=== Records ===

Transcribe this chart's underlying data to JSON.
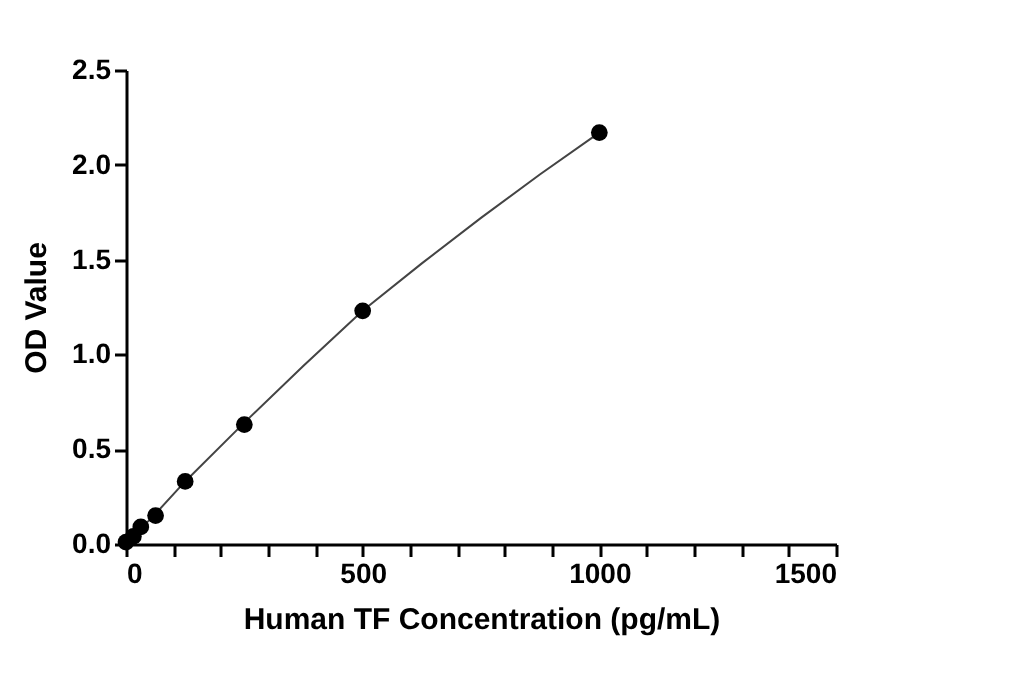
{
  "chart_data": {
    "type": "scatter",
    "xlabel": "Human TF Concentration (pg/mL)",
    "ylabel": "OD Value",
    "xlim": [
      0,
      1500
    ],
    "ylim": [
      0,
      2.5
    ],
    "xticks": [
      0,
      {
        "value": 100,
        "label": null
      },
      {
        "value": 200,
        "label": null
      },
      {
        "value": 300,
        "label": null
      },
      {
        "value": 400,
        "label": null
      },
      500,
      {
        "value": 600,
        "label": null
      },
      {
        "value": 700,
        "label": null
      },
      {
        "value": 800,
        "label": null
      },
      {
        "value": 900,
        "label": null
      },
      1000,
      {
        "value": 1100,
        "label": null
      },
      {
        "value": 1200,
        "label": null
      },
      {
        "value": 1300,
        "label": null
      },
      {
        "value": 1400,
        "label": null
      },
      1500
    ],
    "yticks": [
      {
        "value": 0,
        "label": "0.0"
      },
      0.5,
      {
        "value": 1,
        "label": "1.0"
      },
      1.5,
      {
        "value": 2,
        "label": "2.0"
      },
      2.5
    ],
    "grid": false,
    "marker": "circle",
    "series": [
      {
        "type": "line",
        "marker": "none",
        "color": "#444444",
        "line_style": "solid",
        "x": [
          0,
          15.6,
          31.25,
          62.5,
          125,
          250,
          375,
          500,
          625,
          750,
          875,
          1000
        ],
        "values": [
          0.01,
          0.04,
          0.08,
          0.16,
          0.33,
          0.64,
          0.94,
          1.23,
          1.48,
          1.72,
          1.95,
          2.17
        ]
      },
      {
        "color": "#000000",
        "x": [
          0,
          15.6,
          31.25,
          62.5,
          125,
          250,
          500,
          1000
        ],
        "values": [
          0.01,
          0.04,
          0.09,
          0.15,
          0.33,
          0.63,
          1.23,
          2.17
        ]
      }
    ]
  }
}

===

▶ [Exercise directions]: Each entry above should be reproduced exactly, with the pictures removed.

▶ [Expected answer]:
Transcribe this chart's underlying data to JSON.
{
  "chart_data": {
    "type": "scatter",
    "xlabel": "Human TF Concentration (pg/mL)",
    "ylabel": "OD Value",
    "xlim": [
      0,
      1500
    ],
    "ylim": [
      0,
      2.5
    ],
    "xticks": [
      0,
      {
        "value": 100,
        "label": null
      },
      {
        "value": 200,
        "label": null
      },
      {
        "value": 300,
        "label": null
      },
      {
        "value": 400,
        "label": null
      },
      500,
      {
        "value": 600,
        "label": null
      },
      {
        "value": 700,
        "label": null
      },
      {
        "value": 800,
        "label": null
      },
      {
        "value": 900,
        "label": null
      },
      1000,
      {
        "value": 1100,
        "label": null
      },
      {
        "value": 1200,
        "label": null
      },
      {
        "value": 1300,
        "label": null
      },
      {
        "value": 1400,
        "label": null
      },
      1500
    ],
    "yticks": [
      {
        "value": 0,
        "label": "0.0"
      },
      0.5,
      {
        "value": 1,
        "label": "1.0"
      },
      1.5,
      {
        "value": 2,
        "label": "2.0"
      },
      2.5
    ],
    "grid": false,
    "marker": "circle",
    "series": [
      {
        "type": "line",
        "marker": "none",
        "color": "#444444",
        "line_style": "solid",
        "x": [
          0,
          15.6,
          31.25,
          62.5,
          125,
          250,
          375,
          500,
          625,
          750,
          875,
          1000
        ],
        "values": [
          0.01,
          0.04,
          0.08,
          0.16,
          0.33,
          0.64,
          0.94,
          1.23,
          1.48,
          1.72,
          1.95,
          2.17
        ]
      },
      {
        "color": "#000000",
        "x": [
          0,
          15.6,
          31.25,
          62.5,
          125,
          250,
          500,
          1000
        ],
        "values": [
          0.01,
          0.04,
          0.09,
          0.15,
          0.33,
          0.63,
          1.23,
          2.17
        ]
      }
    ]
  }
}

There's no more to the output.